* [What the task requires] Gather, from the data below, each line in which the word "about" occurs.

Rows from a figure dataset:
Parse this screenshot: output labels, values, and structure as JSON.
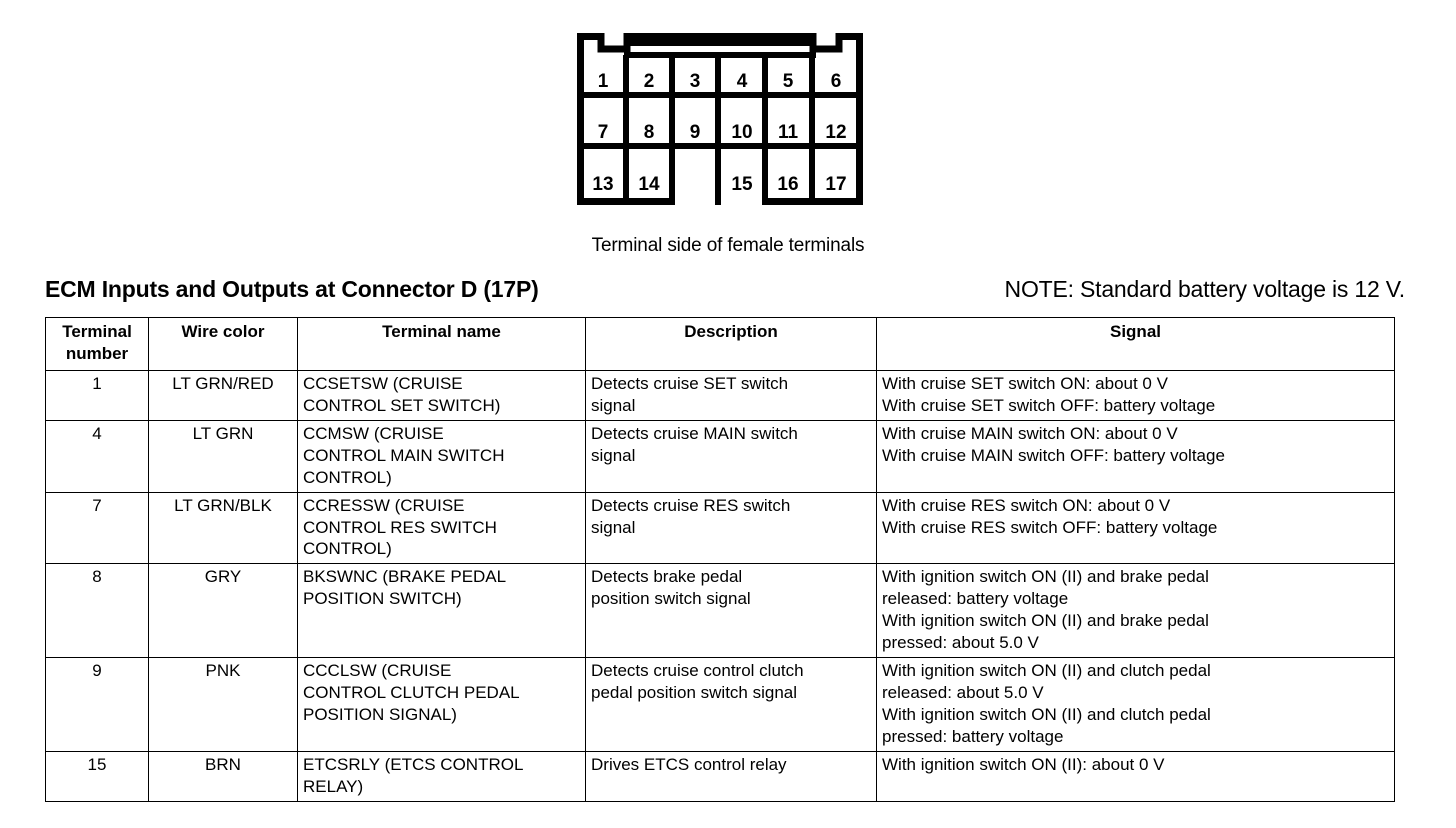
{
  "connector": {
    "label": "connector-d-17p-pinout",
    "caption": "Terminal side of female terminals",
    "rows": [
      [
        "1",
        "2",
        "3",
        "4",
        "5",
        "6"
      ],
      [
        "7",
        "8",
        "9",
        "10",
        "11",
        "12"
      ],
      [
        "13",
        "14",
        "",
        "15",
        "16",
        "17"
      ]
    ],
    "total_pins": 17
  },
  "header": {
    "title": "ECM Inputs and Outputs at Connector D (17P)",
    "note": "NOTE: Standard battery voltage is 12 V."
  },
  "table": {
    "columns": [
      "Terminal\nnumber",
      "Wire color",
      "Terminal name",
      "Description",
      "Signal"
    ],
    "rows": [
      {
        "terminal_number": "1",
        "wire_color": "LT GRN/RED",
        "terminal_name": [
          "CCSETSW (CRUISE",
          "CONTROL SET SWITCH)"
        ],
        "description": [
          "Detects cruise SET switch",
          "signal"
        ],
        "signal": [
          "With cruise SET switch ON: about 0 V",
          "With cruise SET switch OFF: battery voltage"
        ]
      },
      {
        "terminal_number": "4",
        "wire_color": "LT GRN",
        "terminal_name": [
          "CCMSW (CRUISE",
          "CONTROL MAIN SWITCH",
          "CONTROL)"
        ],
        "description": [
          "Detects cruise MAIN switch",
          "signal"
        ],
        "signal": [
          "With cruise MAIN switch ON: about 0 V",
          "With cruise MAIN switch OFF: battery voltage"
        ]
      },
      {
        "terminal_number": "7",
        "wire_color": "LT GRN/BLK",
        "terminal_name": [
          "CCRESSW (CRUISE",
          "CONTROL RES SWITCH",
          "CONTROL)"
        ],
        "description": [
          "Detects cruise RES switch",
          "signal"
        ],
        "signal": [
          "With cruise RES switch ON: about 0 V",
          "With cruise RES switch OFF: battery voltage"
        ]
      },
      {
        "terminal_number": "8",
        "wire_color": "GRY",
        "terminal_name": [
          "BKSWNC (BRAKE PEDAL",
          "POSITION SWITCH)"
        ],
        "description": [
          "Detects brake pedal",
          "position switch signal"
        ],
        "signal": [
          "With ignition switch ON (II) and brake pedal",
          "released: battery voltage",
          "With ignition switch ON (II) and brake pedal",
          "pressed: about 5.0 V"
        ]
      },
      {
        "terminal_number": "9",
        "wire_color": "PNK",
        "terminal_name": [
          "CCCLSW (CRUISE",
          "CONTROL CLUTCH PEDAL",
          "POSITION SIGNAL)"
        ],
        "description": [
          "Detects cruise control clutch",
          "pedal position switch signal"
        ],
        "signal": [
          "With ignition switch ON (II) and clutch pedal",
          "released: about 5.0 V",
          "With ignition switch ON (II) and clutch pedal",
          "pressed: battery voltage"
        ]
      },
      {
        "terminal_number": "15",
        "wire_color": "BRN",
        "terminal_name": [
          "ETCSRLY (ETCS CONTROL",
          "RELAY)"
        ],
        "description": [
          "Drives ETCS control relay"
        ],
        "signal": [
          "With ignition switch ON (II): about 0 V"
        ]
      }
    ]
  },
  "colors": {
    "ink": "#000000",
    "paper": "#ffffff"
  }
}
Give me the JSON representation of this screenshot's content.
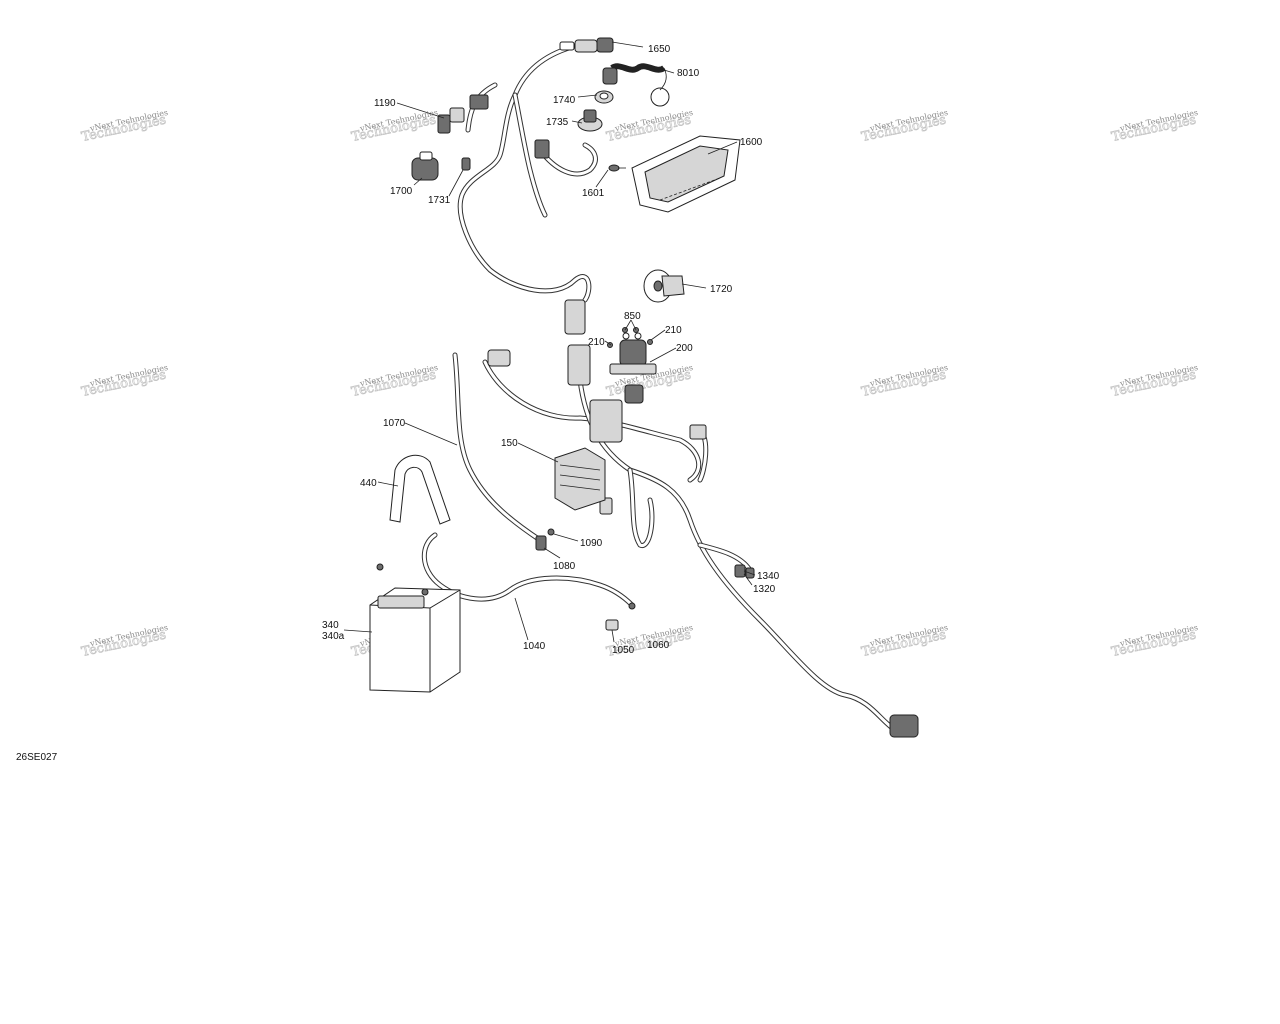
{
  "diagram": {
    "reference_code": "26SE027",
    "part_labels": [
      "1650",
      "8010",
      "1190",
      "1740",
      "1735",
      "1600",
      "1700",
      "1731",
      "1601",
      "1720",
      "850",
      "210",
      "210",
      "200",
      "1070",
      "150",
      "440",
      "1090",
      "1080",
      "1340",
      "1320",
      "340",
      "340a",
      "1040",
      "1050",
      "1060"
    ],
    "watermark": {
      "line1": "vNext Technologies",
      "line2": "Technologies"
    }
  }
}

* [Response for this exercise]
          "With cruise SET switch ON: about 0 V",
          "With cruise MAIN switch ON: about 0 V",
          "With cruise RES switch ON: about 0 V",
          "pressed: about 5.0 V"
          "released: about 5.0 V",
          "With ignition switch ON (II): about 0 V"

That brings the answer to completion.